Excerpts from a figure dataset
-.-.-

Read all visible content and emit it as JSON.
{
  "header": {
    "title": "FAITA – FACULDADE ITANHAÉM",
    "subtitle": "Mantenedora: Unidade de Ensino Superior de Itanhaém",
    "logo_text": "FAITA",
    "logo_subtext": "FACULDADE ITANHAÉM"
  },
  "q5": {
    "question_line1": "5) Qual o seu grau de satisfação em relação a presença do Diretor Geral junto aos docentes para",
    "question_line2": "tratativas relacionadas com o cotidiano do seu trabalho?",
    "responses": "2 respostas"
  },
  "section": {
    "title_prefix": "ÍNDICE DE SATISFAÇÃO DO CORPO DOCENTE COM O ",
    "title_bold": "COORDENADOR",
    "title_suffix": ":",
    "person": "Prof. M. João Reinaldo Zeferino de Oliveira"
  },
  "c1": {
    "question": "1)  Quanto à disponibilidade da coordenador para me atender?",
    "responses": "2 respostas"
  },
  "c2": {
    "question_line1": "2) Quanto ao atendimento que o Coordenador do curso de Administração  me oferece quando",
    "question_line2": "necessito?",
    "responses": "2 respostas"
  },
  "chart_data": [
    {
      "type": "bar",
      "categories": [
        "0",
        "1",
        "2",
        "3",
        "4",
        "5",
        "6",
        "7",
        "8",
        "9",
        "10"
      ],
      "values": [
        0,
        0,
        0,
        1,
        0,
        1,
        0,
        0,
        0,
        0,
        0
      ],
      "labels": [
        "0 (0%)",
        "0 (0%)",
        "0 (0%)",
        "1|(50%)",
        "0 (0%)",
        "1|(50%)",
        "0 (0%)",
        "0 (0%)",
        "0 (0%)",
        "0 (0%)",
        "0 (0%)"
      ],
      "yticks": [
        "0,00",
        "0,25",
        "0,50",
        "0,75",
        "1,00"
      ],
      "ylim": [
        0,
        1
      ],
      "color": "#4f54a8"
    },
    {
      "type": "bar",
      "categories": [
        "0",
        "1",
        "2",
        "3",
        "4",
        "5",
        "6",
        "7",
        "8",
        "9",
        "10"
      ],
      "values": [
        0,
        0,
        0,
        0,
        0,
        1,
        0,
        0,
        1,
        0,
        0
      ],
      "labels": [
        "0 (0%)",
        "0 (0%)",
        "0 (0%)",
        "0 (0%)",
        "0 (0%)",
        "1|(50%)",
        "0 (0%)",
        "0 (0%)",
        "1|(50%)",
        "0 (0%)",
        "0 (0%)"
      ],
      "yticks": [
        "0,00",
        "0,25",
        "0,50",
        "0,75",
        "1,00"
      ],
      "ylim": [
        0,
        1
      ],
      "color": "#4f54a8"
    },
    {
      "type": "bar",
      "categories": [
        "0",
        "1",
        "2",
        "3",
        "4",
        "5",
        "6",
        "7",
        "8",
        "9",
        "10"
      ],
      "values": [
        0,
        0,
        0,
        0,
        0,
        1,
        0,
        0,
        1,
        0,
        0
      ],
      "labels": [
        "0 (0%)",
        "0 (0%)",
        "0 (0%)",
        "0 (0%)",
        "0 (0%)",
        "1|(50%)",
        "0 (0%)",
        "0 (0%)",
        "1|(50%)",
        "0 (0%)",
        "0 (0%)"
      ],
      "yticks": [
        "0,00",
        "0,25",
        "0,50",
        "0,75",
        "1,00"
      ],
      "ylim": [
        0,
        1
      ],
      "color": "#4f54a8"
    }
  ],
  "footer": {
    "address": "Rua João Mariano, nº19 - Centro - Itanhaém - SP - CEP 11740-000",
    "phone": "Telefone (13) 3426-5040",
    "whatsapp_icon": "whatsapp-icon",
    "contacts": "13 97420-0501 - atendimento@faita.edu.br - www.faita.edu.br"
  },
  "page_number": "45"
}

-.-.-

EXERCISE INSTRUCTIONS >> Write the material out again word for word.

COMPLETED TASK >>
Read all visible content and emit it as JSON.
{
  "header": {
    "title": "FAITA – FACULDADE ITANHAÉM",
    "subtitle": "Mantenedora: Unidade de Ensino Superior de Itanhaém",
    "logo_text": "FAITA",
    "logo_subtext": "FACULDADE ITANHAÉM"
  },
  "q5": {
    "question_line1": "5) Qual o seu grau de satisfação em relação a presença do Diretor Geral junto aos docentes para",
    "question_line2": "tratativas relacionadas com o cotidiano do seu trabalho?",
    "responses": "2 respostas"
  },
  "section": {
    "title_prefix": "ÍNDICE DE SATISFAÇÃO DO CORPO DOCENTE COM O ",
    "title_bold": "COORDENADOR",
    "title_suffix": ":",
    "person": "Prof. M. João Reinaldo Zeferino de Oliveira"
  },
  "c1": {
    "question": "1)  Quanto à disponibilidade da coordenador para me atender?",
    "responses": "2 respostas"
  },
  "c2": {
    "question_line1": "2) Quanto ao atendimento que o Coordenador do curso de Administração  me oferece quando",
    "question_line2": "necessito?",
    "responses": "2 respostas"
  },
  "chart_data": [
    {
      "type": "bar",
      "categories": [
        "0",
        "1",
        "2",
        "3",
        "4",
        "5",
        "6",
        "7",
        "8",
        "9",
        "10"
      ],
      "values": [
        0,
        0,
        0,
        1,
        0,
        1,
        0,
        0,
        0,
        0,
        0
      ],
      "labels": [
        "0 (0%)",
        "0 (0%)",
        "0 (0%)",
        "1|(50%)",
        "0 (0%)",
        "1|(50%)",
        "0 (0%)",
        "0 (0%)",
        "0 (0%)",
        "0 (0%)",
        "0 (0%)"
      ],
      "yticks": [
        "0,00",
        "0,25",
        "0,50",
        "0,75",
        "1,00"
      ],
      "ylim": [
        0,
        1
      ],
      "color": "#4f54a8"
    },
    {
      "type": "bar",
      "categories": [
        "0",
        "1",
        "2",
        "3",
        "4",
        "5",
        "6",
        "7",
        "8",
        "9",
        "10"
      ],
      "values": [
        0,
        0,
        0,
        0,
        0,
        1,
        0,
        0,
        1,
        0,
        0
      ],
      "labels": [
        "0 (0%)",
        "0 (0%)",
        "0 (0%)",
        "0 (0%)",
        "0 (0%)",
        "1|(50%)",
        "0 (0%)",
        "0 (0%)",
        "1|(50%)",
        "0 (0%)",
        "0 (0%)"
      ],
      "yticks": [
        "0,00",
        "0,25",
        "0,50",
        "0,75",
        "1,00"
      ],
      "ylim": [
        0,
        1
      ],
      "color": "#4f54a8"
    },
    {
      "type": "bar",
      "categories": [
        "0",
        "1",
        "2",
        "3",
        "4",
        "5",
        "6",
        "7",
        "8",
        "9",
        "10"
      ],
      "values": [
        0,
        0,
        0,
        0,
        0,
        1,
        0,
        0,
        1,
        0,
        0
      ],
      "labels": [
        "0 (0%)",
        "0 (0%)",
        "0 (0%)",
        "0 (0%)",
        "0 (0%)",
        "1|(50%)",
        "0 (0%)",
        "0 (0%)",
        "1|(50%)",
        "0 (0%)",
        "0 (0%)"
      ],
      "yticks": [
        "0,00",
        "0,25",
        "0,50",
        "0,75",
        "1,00"
      ],
      "ylim": [
        0,
        1
      ],
      "color": "#4f54a8"
    }
  ],
  "footer": {
    "address": "Rua João Mariano, nº19 - Centro - Itanhaém - SP - CEP 11740-000",
    "phone": "Telefone (13) 3426-5040",
    "whatsapp_icon": "whatsapp-icon",
    "contacts": "13 97420-0501 - atendimento@faita.edu.br - www.faita.edu.br"
  },
  "page_number": "45"
}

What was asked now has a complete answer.